- _AIM_
Isolate every line in the data with the string "TASK" and copy it.

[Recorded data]

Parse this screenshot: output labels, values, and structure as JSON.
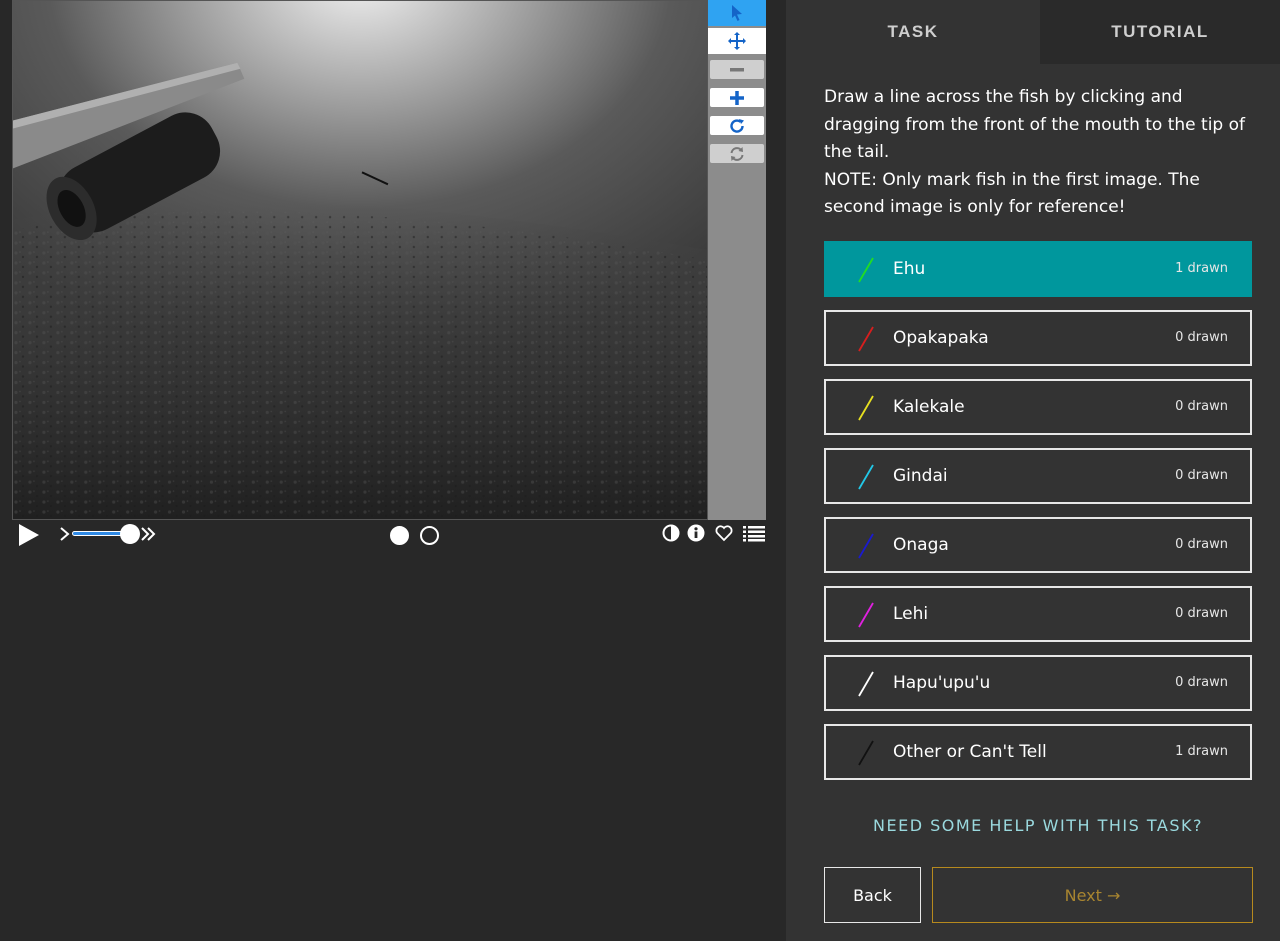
{
  "tabs": [
    {
      "label": "TASK"
    },
    {
      "label": "TUTORIAL"
    }
  ],
  "instructions": {
    "line1": "Draw a line across the fish by clicking and dragging from the front of the mouth to the tip of the tail.",
    "line2": "NOTE: Only mark fish in the first image. The second image is only for reference!"
  },
  "choices": [
    {
      "label": "Ehu",
      "count": "1 drawn",
      "color": "#22dd22",
      "selected": true
    },
    {
      "label": "Opakapaka",
      "count": "0 drawn",
      "color": "#d81e1e",
      "selected": false
    },
    {
      "label": "Kalekale",
      "count": "0 drawn",
      "color": "#e8e020",
      "selected": false
    },
    {
      "label": "Gindai",
      "count": "0 drawn",
      "color": "#22c8e8",
      "selected": false
    },
    {
      "label": "Onaga",
      "count": "0 drawn",
      "color": "#1a1ad0",
      "selected": false
    },
    {
      "label": "Lehi",
      "count": "0 drawn",
      "color": "#e020e0",
      "selected": false
    },
    {
      "label": "Hapu'upu'u",
      "count": "0 drawn",
      "color": "#ffffff",
      "selected": false
    },
    {
      "label": "Other or Can't Tell",
      "count": "1 drawn",
      "color": "#111111",
      "selected": false
    }
  ],
  "help": {
    "label": "NEED SOME HELP WITH THIS TASK?"
  },
  "nav": {
    "back_label": "Back",
    "next_label": "Next →"
  },
  "toolbar": {
    "tools": [
      "pointer-icon",
      "pan-icon",
      "zoom-out-icon",
      "zoom-in-icon",
      "rotate-icon",
      "reset-icon"
    ]
  },
  "playback": {
    "frames": 2,
    "current_frame": 1,
    "speed_fraction": 0.85
  },
  "colors": {
    "accent": "#00979d",
    "toolbar_active": "#2fa3f2",
    "next_border": "#b78a1e"
  }
}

- _EXERCISE RESULT_
      "label": "TASK"
    "label": "NEED SOME HELP WITH THIS TASK?"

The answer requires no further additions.